Find every line below with the string "Reverbα" and pick it out.

(Figure dataset records)
>>>>

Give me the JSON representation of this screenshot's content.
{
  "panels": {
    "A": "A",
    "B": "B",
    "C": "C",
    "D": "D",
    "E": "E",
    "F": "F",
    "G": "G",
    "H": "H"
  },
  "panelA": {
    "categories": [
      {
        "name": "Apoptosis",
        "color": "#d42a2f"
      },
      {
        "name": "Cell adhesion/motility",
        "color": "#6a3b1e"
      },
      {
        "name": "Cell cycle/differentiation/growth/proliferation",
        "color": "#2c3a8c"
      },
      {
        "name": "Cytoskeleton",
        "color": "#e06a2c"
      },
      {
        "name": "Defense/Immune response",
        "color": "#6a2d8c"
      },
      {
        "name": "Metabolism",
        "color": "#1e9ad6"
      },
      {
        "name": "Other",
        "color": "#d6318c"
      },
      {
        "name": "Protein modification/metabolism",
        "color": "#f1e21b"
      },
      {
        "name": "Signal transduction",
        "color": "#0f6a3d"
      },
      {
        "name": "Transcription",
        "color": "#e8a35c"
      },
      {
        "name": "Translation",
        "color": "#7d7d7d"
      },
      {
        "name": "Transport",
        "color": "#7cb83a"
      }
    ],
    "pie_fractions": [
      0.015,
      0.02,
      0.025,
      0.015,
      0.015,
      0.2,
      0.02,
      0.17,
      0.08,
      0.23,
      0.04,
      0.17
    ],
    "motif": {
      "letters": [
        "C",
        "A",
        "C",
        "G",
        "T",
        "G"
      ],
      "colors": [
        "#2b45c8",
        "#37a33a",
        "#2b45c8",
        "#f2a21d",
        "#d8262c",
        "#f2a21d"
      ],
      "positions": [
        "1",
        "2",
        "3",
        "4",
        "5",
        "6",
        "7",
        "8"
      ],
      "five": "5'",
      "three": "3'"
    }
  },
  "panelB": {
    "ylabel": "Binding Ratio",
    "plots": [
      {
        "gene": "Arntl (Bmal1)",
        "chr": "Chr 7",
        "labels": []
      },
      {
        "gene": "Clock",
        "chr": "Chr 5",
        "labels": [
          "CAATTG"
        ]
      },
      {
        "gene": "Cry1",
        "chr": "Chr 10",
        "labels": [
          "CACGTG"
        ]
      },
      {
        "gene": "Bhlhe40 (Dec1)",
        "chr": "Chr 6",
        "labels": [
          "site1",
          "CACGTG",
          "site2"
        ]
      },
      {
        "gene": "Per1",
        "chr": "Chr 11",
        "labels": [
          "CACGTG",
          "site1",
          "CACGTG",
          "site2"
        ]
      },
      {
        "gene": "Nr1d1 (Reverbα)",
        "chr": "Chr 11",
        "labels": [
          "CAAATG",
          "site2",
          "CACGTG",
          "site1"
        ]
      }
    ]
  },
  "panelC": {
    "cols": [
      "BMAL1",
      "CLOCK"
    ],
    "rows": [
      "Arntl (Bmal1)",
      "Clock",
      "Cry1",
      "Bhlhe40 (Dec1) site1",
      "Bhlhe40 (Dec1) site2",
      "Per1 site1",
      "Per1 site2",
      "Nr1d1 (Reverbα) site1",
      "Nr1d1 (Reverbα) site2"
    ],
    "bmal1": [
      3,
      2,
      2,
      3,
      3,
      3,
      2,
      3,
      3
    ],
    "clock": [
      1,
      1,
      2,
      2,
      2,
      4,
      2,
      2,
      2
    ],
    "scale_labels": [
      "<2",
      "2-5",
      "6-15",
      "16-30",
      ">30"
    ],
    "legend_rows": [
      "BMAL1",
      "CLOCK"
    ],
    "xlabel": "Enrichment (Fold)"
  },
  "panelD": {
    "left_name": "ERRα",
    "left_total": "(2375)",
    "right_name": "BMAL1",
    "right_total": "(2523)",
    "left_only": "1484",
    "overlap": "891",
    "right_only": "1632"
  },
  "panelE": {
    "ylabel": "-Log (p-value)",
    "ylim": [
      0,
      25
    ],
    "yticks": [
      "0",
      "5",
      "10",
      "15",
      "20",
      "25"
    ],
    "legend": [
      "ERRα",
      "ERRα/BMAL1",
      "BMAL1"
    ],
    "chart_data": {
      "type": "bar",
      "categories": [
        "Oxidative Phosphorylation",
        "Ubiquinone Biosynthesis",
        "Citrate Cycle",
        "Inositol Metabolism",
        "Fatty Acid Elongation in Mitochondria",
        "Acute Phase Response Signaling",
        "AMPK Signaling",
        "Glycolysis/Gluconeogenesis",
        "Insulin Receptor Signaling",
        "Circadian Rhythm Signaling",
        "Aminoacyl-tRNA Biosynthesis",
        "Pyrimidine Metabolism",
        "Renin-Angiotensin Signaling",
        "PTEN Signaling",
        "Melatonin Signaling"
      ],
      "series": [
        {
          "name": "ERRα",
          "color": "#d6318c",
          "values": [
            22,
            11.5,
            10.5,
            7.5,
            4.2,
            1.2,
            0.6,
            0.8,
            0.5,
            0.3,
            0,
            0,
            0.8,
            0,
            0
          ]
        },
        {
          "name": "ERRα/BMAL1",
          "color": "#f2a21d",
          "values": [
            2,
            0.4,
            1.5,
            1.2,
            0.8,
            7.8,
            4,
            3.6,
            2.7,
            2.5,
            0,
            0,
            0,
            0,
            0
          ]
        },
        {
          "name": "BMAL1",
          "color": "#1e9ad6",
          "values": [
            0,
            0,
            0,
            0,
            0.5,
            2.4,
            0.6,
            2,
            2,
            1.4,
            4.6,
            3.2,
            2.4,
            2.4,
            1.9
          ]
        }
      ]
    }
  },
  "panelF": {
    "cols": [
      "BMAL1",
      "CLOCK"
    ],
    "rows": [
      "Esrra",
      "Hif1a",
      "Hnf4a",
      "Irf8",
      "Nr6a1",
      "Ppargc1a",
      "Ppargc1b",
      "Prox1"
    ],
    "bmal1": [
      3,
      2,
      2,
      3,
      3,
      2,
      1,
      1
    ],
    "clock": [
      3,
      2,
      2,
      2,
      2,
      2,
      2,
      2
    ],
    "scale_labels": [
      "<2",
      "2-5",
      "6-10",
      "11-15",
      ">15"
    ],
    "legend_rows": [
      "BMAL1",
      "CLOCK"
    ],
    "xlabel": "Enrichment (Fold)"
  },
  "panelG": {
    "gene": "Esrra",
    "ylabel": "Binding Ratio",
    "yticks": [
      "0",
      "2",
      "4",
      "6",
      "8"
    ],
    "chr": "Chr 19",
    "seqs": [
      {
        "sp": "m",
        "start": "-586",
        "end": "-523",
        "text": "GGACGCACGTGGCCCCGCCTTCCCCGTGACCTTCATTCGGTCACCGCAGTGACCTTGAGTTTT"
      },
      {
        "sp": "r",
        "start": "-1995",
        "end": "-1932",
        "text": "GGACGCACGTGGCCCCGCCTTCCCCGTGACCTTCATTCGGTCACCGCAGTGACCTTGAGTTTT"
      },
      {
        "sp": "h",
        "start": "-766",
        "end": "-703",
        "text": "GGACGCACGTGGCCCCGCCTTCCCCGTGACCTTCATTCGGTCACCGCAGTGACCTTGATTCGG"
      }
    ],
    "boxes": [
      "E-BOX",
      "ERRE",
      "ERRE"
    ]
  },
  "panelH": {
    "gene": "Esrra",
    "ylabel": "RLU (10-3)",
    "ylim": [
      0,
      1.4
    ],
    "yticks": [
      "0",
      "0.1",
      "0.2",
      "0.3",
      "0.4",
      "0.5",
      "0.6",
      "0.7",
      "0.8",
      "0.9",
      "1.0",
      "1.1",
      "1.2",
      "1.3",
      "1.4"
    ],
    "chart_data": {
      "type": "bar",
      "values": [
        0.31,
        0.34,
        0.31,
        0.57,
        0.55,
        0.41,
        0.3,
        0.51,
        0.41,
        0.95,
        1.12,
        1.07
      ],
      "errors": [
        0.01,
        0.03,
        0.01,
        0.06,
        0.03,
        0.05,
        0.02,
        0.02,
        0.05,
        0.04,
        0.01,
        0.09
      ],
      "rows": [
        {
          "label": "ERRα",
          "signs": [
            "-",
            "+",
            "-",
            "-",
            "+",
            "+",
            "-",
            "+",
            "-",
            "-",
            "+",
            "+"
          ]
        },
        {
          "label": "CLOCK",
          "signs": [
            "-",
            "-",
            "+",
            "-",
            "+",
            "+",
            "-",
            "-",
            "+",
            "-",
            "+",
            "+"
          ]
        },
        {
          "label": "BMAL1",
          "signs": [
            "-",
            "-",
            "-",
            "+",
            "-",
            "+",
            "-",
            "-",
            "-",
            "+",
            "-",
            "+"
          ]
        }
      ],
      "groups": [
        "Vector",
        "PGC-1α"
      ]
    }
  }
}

<<<<

> [Your solution]
        "gene": "Nr1d1 (Reverbα)",
      "Nr1d1 (Reverbα) site1",
      "Nr1d1 (Reverbα) site2"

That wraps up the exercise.